▸ Given instruction: Transcribe the material verbatim in full; the pictures do not belong in the copy.

▸ Records for the task:

************

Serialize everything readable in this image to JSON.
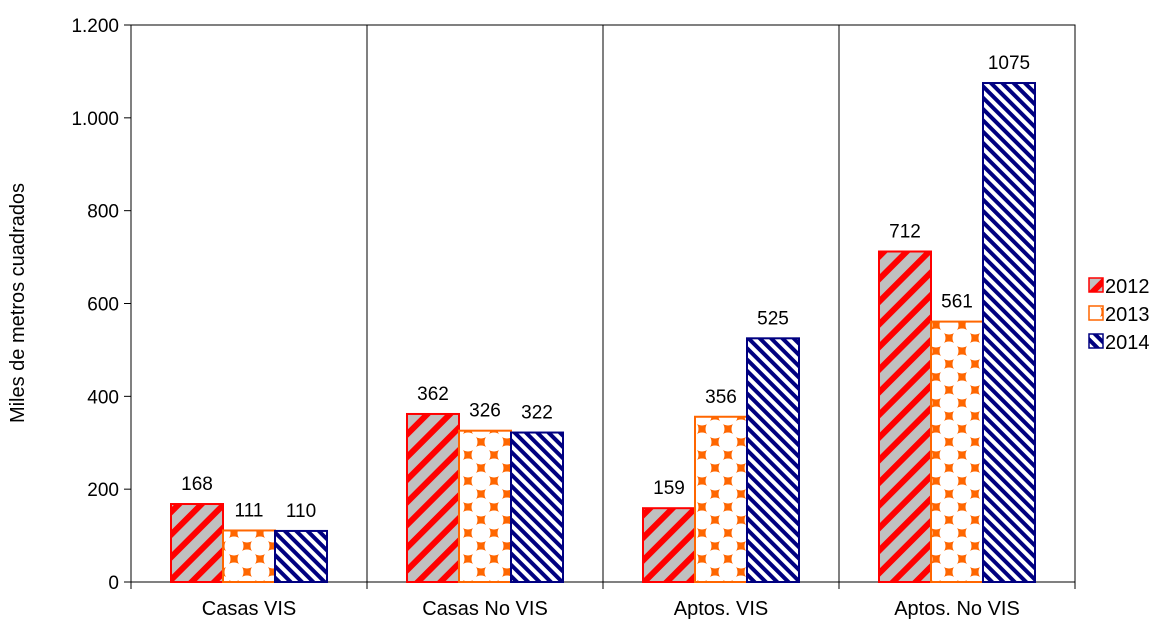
{
  "chart_data": {
    "type": "bar",
    "title": "",
    "xlabel": "",
    "ylabel": "Miles de metros cuadrados",
    "ylim": [
      0,
      1200
    ],
    "yticks": [
      0,
      200,
      400,
      600,
      800,
      1000,
      1200
    ],
    "ytick_labels": [
      "0",
      "200",
      "400",
      "600",
      "800",
      "1.000",
      "1.200"
    ],
    "categories": [
      "Casas VIS",
      "Casas No VIS",
      "Aptos. VIS",
      "Aptos. No VIS"
    ],
    "series": [
      {
        "name": "2012",
        "values": [
          168,
          362,
          159,
          712
        ],
        "color": "#ff0000",
        "pattern": "diagonal-red-gray"
      },
      {
        "name": "2013",
        "values": [
          111,
          326,
          356,
          561
        ],
        "color": "#ff6600",
        "pattern": "diamond-orange"
      },
      {
        "name": "2014",
        "values": [
          110,
          322,
          525,
          1075
        ],
        "color": "#000080",
        "pattern": "diagonal-navy"
      }
    ],
    "grid": false,
    "legend_position": "right"
  }
}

************

▸ Exercise result:
Serialize everything readable in this image to JSON.
{
  "chart_data": {
    "type": "bar",
    "title": "",
    "xlabel": "",
    "ylabel": "Miles de metros cuadrados",
    "ylim": [
      0,
      1200
    ],
    "yticks": [
      0,
      200,
      400,
      600,
      800,
      1000,
      1200
    ],
    "ytick_labels": [
      "0",
      "200",
      "400",
      "600",
      "800",
      "1.000",
      "1.200"
    ],
    "categories": [
      "Casas VIS",
      "Casas No VIS",
      "Aptos. VIS",
      "Aptos. No VIS"
    ],
    "series": [
      {
        "name": "2012",
        "values": [
          168,
          362,
          159,
          712
        ],
        "color": "#ff0000",
        "pattern": "diagonal-red-gray"
      },
      {
        "name": "2013",
        "values": [
          111,
          326,
          356,
          561
        ],
        "color": "#ff6600",
        "pattern": "diamond-orange"
      },
      {
        "name": "2014",
        "values": [
          110,
          322,
          525,
          1075
        ],
        "color": "#000080",
        "pattern": "diagonal-navy"
      }
    ],
    "grid": false,
    "legend_position": "right"
  }
}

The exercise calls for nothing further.